BRIEF A: Write out the passage of the foster care account from "I did poorly" up to and including "go to college.".
BRIEF B: According to the foster care account, about how many hours a day did the writer spend on public transportation during her first semester?
BRIEF C: Using the foster care account, explain why the writer calls that first summer the most difficult of her life.
[TEXT PASSAGE Boundary: Start]
(Editor’s note: Student Champion Sara wrote this account of her journey from foster care to FAU student for publication in the newsletter and blog. We are grateful to her for sharing her powerful story.)
Being in foster care was always rough. I remember always feeling like the black sheep; I never fit in anywhere and I had no sense of belonging. I felt more like a waste of space than a human. In foster care, my biological family members and my foster parents always made me out to be the problem. Everything was always my fault. When I was in foster care, I was not allowed to be a normal kid and make normal mistakes. Every little thing that I did, I would be severely punished for and screamed at. I was constantly being told that I am lucky I was taken in since no one else wanted me and was emotionally abused for several years of my life.
I did poorly in high school, and I almost did not graduate. I remember being told that I’d never make it to college. I remember being told that I would end up pregnant before I turned 18 and on the streets. This was never an option for me. I promised myself that I would go to college.
When I was adopted, I was 17 and it was the summer before my senior year. I remember applying to colleges in September and praying I would get in. I was accepted by FAU, I worked hard the rest of my senior year, and I made it to FAU. My first semester was difficult. My adopted family wanted me to live at home, but I could not drive, and I would have to take the train and a few buses from South Broward up to Boca. I had class five days a week, spent about four hours a day on public transportation, and it was the middle of summer, so it was always insanely hot and humid. That was the most difficult summer of my life because I had no one pushing me except myself, and my advisor, Jasmine Moore. Jasmine was a life saver. She helped me figure out my financial aid so that I could afford to live on campus and not have to commute four hours a day anymore. She assisted me through my first two years of college, always acting as a mentor to me. She is part of how I came so far. No matter how poorly I may have done in a class, no matter if I may have run into some trouble with an RA, she never judged me or made me feel bad about my situation. She would help me out of it and encourage me to do better.
I joined Champions Empowering Champions at the start of my third year of college. I met Kim Dunn, and she made me feel like family. She goes above and beyond to make sure that I and every other member of Champions are taken care of. Champions also motivates me because I know I am not alone. There are others who have struggled like me, and they are here trying to rise above and pave their own paths to success as well. Because of my experience, my long- term career goal is to be to others what Jasmine and Kim have been to me. I would like to start my own university department that assists refugees with the transition to university life. I would like to help them figure out how to navigate college, how to be self-sufficient, how to rise above the situation you were born into and pave your own path, how to understand that where you came from isn’t your fault and that you have the power to determine where you go in your life.
Now that I am an adult, I understand why my childhood was the way it was. I understand that nothing was my fault. I understand that my childhood was my childhood to teach me to be strong, persistent, determined, and never give up. It taught me to rely on myself and it taught me that I need to push myself and celebrate my own accomplishments.
[TEXT PASSAGE Boundary: End]
[SUPPLIED INFORMATION Boundary: Start]
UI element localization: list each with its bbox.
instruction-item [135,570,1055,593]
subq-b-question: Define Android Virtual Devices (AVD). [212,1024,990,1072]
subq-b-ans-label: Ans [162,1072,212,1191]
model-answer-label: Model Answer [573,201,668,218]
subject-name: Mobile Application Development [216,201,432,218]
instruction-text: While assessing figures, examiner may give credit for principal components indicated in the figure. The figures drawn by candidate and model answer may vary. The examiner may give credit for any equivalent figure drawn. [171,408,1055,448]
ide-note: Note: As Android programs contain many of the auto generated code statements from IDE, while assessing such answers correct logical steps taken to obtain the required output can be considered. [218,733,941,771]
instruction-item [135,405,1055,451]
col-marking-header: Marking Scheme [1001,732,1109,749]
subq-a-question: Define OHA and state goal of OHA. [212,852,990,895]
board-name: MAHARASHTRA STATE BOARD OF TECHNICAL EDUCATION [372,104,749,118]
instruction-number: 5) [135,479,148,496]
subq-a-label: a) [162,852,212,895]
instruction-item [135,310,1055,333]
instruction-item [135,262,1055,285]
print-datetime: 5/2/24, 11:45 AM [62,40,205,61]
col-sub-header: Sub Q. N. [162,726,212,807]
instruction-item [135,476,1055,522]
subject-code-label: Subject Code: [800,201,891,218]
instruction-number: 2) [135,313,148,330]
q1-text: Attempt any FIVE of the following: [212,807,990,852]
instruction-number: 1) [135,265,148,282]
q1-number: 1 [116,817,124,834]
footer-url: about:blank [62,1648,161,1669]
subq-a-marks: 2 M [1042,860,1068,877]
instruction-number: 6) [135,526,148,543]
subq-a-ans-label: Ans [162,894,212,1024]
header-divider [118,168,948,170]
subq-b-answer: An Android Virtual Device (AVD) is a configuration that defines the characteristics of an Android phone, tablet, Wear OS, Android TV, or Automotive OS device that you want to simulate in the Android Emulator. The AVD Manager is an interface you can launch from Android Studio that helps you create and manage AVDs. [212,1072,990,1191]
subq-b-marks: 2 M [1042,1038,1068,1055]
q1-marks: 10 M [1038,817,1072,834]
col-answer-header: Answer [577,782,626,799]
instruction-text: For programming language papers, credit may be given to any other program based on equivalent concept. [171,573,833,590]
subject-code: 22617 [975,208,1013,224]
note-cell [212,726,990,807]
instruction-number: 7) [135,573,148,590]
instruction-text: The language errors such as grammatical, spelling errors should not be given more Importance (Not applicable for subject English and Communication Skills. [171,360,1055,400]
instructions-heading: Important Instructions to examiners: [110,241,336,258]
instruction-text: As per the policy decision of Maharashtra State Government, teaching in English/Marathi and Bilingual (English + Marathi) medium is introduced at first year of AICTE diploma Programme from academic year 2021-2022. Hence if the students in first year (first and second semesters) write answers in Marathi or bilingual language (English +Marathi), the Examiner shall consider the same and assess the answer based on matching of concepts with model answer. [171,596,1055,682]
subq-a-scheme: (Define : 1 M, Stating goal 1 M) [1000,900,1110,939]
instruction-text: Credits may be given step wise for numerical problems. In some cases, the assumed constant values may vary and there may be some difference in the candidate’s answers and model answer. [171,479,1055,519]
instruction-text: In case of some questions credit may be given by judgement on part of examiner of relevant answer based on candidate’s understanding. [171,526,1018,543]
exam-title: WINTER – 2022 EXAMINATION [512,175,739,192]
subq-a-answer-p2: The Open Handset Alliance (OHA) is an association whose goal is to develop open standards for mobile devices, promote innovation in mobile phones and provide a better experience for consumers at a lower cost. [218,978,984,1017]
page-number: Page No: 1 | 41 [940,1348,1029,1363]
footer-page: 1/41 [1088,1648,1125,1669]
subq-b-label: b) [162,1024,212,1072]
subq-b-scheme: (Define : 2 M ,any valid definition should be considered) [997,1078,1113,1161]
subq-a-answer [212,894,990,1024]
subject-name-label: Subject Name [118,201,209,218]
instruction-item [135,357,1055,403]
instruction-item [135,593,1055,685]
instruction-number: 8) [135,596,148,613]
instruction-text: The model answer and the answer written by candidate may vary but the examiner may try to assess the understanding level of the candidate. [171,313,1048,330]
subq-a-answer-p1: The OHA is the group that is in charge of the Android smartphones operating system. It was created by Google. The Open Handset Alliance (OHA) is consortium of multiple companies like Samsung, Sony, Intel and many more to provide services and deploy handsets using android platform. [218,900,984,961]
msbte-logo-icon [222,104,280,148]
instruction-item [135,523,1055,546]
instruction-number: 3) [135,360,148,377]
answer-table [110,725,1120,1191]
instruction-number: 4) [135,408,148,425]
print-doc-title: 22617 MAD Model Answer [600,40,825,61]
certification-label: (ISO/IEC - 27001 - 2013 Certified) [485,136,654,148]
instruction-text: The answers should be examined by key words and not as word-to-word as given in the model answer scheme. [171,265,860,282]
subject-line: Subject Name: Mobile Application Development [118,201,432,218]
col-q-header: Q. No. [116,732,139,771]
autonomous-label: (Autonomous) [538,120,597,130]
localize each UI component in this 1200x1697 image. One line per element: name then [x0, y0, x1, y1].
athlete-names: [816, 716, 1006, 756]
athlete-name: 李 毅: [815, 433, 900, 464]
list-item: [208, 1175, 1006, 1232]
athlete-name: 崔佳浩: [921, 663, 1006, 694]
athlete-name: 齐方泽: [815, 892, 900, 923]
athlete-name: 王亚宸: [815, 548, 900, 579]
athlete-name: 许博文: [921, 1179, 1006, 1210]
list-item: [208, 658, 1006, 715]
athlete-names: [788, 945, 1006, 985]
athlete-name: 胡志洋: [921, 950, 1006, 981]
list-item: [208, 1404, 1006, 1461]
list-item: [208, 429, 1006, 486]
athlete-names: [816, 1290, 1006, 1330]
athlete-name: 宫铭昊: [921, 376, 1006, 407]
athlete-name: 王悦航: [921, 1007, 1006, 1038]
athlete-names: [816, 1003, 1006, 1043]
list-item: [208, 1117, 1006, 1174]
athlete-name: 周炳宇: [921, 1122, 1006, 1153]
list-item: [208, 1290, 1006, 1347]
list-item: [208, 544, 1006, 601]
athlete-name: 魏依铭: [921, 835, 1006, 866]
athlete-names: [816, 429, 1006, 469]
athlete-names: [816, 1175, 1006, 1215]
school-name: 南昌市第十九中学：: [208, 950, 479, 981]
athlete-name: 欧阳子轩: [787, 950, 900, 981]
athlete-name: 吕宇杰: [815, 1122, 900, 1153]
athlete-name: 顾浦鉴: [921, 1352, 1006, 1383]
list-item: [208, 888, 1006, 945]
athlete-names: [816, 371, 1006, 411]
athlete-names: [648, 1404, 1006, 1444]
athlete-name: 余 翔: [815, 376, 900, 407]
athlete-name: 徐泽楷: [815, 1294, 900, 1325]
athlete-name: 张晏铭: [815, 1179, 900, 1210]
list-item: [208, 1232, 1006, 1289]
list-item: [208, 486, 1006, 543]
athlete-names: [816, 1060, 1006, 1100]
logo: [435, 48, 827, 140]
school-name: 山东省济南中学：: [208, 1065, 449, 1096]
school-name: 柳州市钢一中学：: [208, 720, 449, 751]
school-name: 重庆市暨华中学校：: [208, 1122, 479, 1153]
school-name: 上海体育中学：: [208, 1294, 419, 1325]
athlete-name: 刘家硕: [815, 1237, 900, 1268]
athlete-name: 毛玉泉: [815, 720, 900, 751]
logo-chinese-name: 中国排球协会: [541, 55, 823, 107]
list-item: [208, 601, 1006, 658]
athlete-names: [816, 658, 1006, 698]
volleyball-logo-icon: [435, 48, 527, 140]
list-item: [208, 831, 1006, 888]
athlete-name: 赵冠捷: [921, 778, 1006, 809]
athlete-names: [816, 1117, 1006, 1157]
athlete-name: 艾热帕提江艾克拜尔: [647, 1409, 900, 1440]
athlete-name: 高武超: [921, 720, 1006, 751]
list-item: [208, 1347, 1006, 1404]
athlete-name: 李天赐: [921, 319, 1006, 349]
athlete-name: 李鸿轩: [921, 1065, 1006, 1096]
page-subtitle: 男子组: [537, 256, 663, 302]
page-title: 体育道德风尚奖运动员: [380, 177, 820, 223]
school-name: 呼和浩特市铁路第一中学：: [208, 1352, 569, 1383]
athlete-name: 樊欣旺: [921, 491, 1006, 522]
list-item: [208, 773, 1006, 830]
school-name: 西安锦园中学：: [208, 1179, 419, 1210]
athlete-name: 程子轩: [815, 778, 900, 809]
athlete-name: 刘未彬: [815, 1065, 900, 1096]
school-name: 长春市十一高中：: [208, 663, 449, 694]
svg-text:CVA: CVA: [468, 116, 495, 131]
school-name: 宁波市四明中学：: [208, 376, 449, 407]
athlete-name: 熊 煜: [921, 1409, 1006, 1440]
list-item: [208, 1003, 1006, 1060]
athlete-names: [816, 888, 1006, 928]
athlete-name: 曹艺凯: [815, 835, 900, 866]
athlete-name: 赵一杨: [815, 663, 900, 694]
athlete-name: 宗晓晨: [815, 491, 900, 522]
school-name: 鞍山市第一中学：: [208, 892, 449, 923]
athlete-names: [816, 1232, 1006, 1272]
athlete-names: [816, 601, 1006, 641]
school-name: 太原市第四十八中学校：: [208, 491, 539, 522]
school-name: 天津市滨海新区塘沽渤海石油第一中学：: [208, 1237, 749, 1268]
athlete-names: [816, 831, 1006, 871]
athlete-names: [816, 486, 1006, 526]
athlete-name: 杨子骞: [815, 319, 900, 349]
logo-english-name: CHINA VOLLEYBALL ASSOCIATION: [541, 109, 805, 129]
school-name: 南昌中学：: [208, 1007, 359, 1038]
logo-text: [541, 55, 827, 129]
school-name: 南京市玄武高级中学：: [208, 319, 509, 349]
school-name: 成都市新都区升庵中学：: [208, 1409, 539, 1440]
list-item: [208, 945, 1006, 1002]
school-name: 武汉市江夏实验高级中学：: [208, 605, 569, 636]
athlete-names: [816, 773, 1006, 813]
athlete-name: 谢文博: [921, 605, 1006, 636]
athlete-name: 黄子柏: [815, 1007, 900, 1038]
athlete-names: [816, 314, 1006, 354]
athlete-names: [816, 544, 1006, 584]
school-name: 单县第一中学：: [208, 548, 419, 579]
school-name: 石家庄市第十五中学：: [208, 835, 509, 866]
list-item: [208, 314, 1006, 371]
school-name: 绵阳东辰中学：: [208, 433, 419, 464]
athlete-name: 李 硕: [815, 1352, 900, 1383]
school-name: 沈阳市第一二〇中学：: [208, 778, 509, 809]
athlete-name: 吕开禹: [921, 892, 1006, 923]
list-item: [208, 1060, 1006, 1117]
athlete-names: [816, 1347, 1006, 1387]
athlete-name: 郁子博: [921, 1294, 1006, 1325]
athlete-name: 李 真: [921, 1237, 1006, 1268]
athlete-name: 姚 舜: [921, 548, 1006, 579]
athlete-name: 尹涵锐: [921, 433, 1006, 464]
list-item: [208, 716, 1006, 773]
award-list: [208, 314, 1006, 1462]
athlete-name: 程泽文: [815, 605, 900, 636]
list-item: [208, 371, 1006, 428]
[SUPPLIED INFORMATION Boundary: End]
TASK OUTPUT A:
I did poorly in high school, and I almost did not graduate. I remember being told that I’d never make it to college. I remember being told that I would end up pregnant before I turned 18 and on the streets. This was never an option for me. I promised myself that I would go to college.

TASK OUTPUT B: About four hours a day.

TASK OUTPUT C: It was the most difficult summer of her life because the only people pushing her were herself and her advisor, Jasmine Moore.